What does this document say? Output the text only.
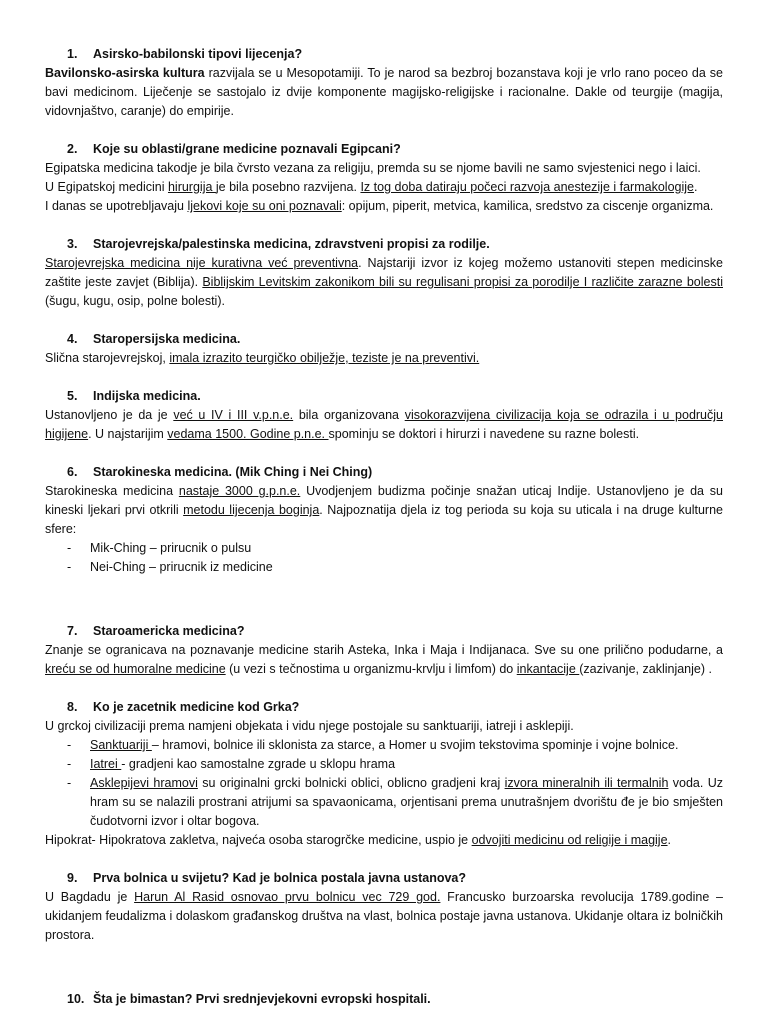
1. Asirsko-babilonski tipovi lijecenja?

Bavilonsko-asirska kultura razvijala se u Mesopotamiji. To je narod sa bezbroj bozanstava koji je vrlo rano poceo da se bavi medicinom. Liječenje se sastojalo iz dvije komponente magijsko-religijske i racionalne. Dakle od teurgije (magija, vidovnjaštvo, caranje) do empirije.

2. Koje su oblasti/grane medicine poznavali Egipcani?

Egipatska medicina takodje je bila čvrsto vezana za religiju, premda su se njome bavili ne samo svjestenici nego i laici.

U Egipatskoj medicini hirurgija je bila posebno razvijena. Iz tog doba datiraju počeci razvoja anestezije i farmakologije.

I danas se upotrebljavaju ljekovi koje su oni poznavali: opijum, piperit, metvica, kamilica, sredstvo za ciscenje organizma.

3. Starojevrejska/palestinska medicina, zdravstveni propisi za rodilje.

Starojevrejska medicina nije kurativna već preventivna. Najstariji izvor iz kojeg možemo ustanoviti stepen medicinske zaštite jeste zavjet (Biblija). Biblijskim Levitskim zakonikom bili su regulisani propisi za porodilje I različite zarazne bolesti (šugu, kugu, osip, polne bolesti).

4. Staropersijska medicina.

Slična starojevrejskoj, imala izrazito teurgičko obilježje, teziste je na preventivi.

5. Indijska medicina.

Ustanovljeno je da je već u IV i III v.p.n.e. bila organizovana visokorazvijena civilizacija koja se odrazila i u području higijene. U najstarijim vedama 1500. Godine p.n.e. spominju se doktori i hirurzi i navedene su razne bolesti.

6. Starokineska medicina. (Mik Ching i Nei Ching)

Starokineska medicina nastaje 3000 g.p.n.e. Uvodjenjem budizma počinje snažan uticaj Indije. Ustanovljeno je da su kineski ljekari prvi otkrili metodu lijecenja boginja. Najpoznatija djela iz tog perioda su koja su uticala i na druge kulturne sfere:

- Mik-Ching – prirucnik o pulsu
- Nei-Ching – prirucnik iz medicine

7. Staroamericka medicina?

Znanje se ogranicava na poznavanje medicine starih Asteka, Inka i Maja i Indijanaca. Sve su one prilično podudarne, a kreću se od humoralne medicine (u vezi s tečnostima u organizmu-krvlju i limfom) do inkantacije (zazivanje, zaklinjanje) .

8. Ko je zacetnik medicine kod Grka?

U grckoj civilizaciji prema namjeni objekata i vidu njege postojale su sanktuariji, iatreji i asklepiji.

- Sanktuariji – hramovi, bolnice ili sklonista za starce, a Homer u svojim tekstovima spominje i vojne bolnice.
- Iatrei - gradjeni kao samostalne zgrade u sklopu hrama
- Asklepijevi hramovi su originalni grcki bolnicki oblici, oblicno gradjeni kraj izvora mineralnih ili termalnih voda. Uz hram su se nalazili prostrani atrijumi sa spavaonicama, orjentisani prema unutrašnjem dvorištu đe je bio smješten čudotvorni izvor i oltar bogova.

Hipokrat- Hipokratova zakletva, najveća osoba starogrčke medicine, uspio je odvojiti medicinu od religije i magije.

9. Prva bolnica u svijetu? Kad je bolnica postala javna ustanova?

U Bagdadu je Harun Al Rasid osnovao prvu bolnicu vec 729 god. Francusko burzoarska revolucija 1789.godine – ukidanjem feudalizma i dolaskom građanskog društva na vlast, bolnica postaje javna ustanova. Ukidanje oltara iz bolničkih prostora.

10. Šta je bimastan? Prvi srednjevjekovni evropski hospitali.
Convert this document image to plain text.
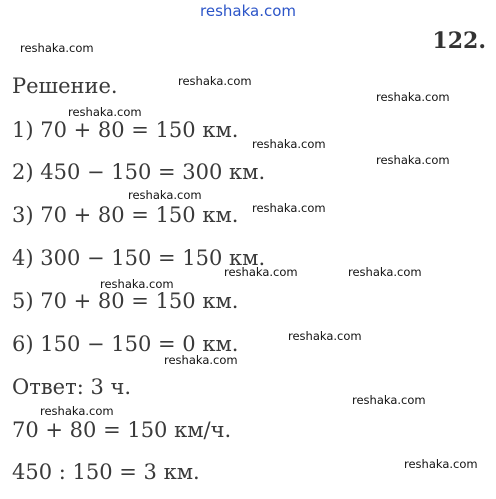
reshaka.com
122.
Решение.
1) 70 + 80 = 150 км.
2) 450 − 150 = 300 км.
3) 70 + 80 = 150 км.
4) 300 − 150 = 150 км.
5) 70 + 80 = 150 км.
6) 150 − 150 = 0 км.
Ответ: 3 ч.
70 + 80 = 150 км/ч.
450 : 150 = 3 км.
reshaka.com
reshaka.com
reshaka.com
reshaka.com
reshaka.com
reshaka.com
reshaka.com
reshaka.com
reshaka.com	reshaka.com
reshaka.com
reshaka.com
reshaka.com
reshaka.com
reshaka.com
reshaka.com
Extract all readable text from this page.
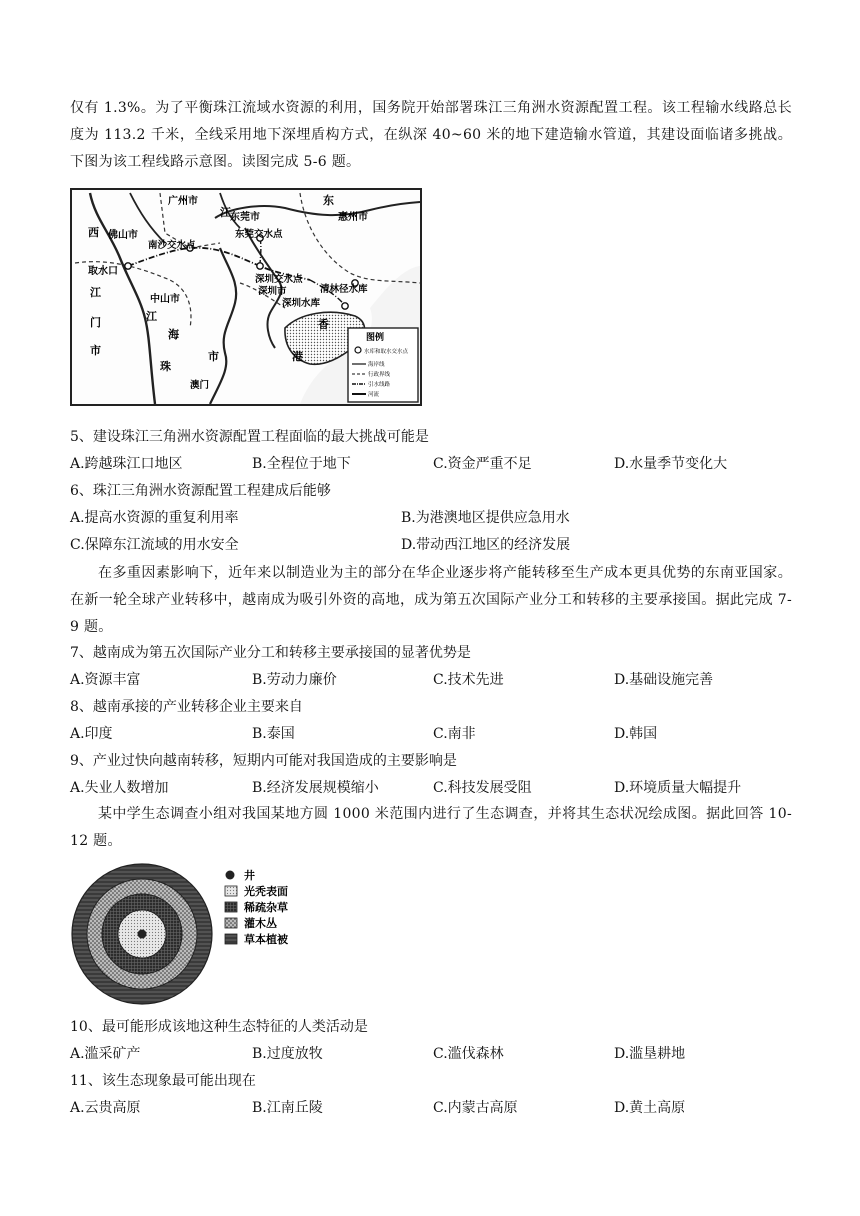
仅有 1.3%。为了平衡珠江流域水资源的利用，国务院开始部署珠江三角洲水资源配置工程。该工程输水线路总长度为 113.2 千米，全线采用地下深埋盾构方式，在纵深 40~60 米的地下建造输水管道，其建设面临诸多挑战。下图为该工程线路示意图。读图完成 5-6 题。
广州市
东莞市	惠州市
佛山市
南沙交水点
东莞交水点
取水口
中山市
深圳交水点
深圳市	清林径水库
深圳水库
香
港
澳门
西
江
门
市
江
东
江
海
珠
市
图例
水库和取水交水点
海岸线
行政界线
引水线路
河流
5、建设珠江三角洲水资源配置工程面临的最大挑战可能是
A.跨越珠江口地区	B.全程位于地下	C.资金严重不足	D.水量季节变化大
6、珠江三角洲水资源配置工程建成后能够
A.提高水资源的重复利用率	B.为港澳地区提供应急用水
C.保障东江流域的用水安全	D.带动西江地区的经济发展
在多重因素影响下，近年来以制造业为主的部分在华企业逐步将产能转移至生产成本更具优势的东南亚国家。在新一轮全球产业转移中，越南成为吸引外资的高地，成为第五次国际产业分工和转移的主要承接国。据此完成 7-9 题。
7、越南成为第五次国际产业分工和转移主要承接国的显著优势是
A.资源丰富	B.劳动力廉价	C.技术先进	D.基础设施完善
8、越南承接的产业转移企业主要来自
A.印度	B.泰国	C.南非	D.韩国
9、产业过快向越南转移，短期内可能对我国造成的主要影响是
A.失业人数增加	B.经济发展规模缩小	C.科技发展受阻	D.环境质量大幅提升
某中学生态调查小组对我国某地方圆 1000 米范围内进行了生态调查，并将其生态状况绘成图。据此回答 10-12 题。
井
光秃表面
稀疏杂草
灌木丛
草本植被
10、最可能形成该地这种生态特征的人类活动是
A.滥采矿产	B.过度放牧	C.滥伐森林	D.滥垦耕地
11、该生态现象最可能出现在
A.云贵高原	B.江南丘陵	C.内蒙古高原	D.黄土高原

· · · ·

Check each line of the entries above, and show every one holding the word "text".

What does this document say? Output the text only.
Convert this document image to plain text.
Extract all readable text from this page.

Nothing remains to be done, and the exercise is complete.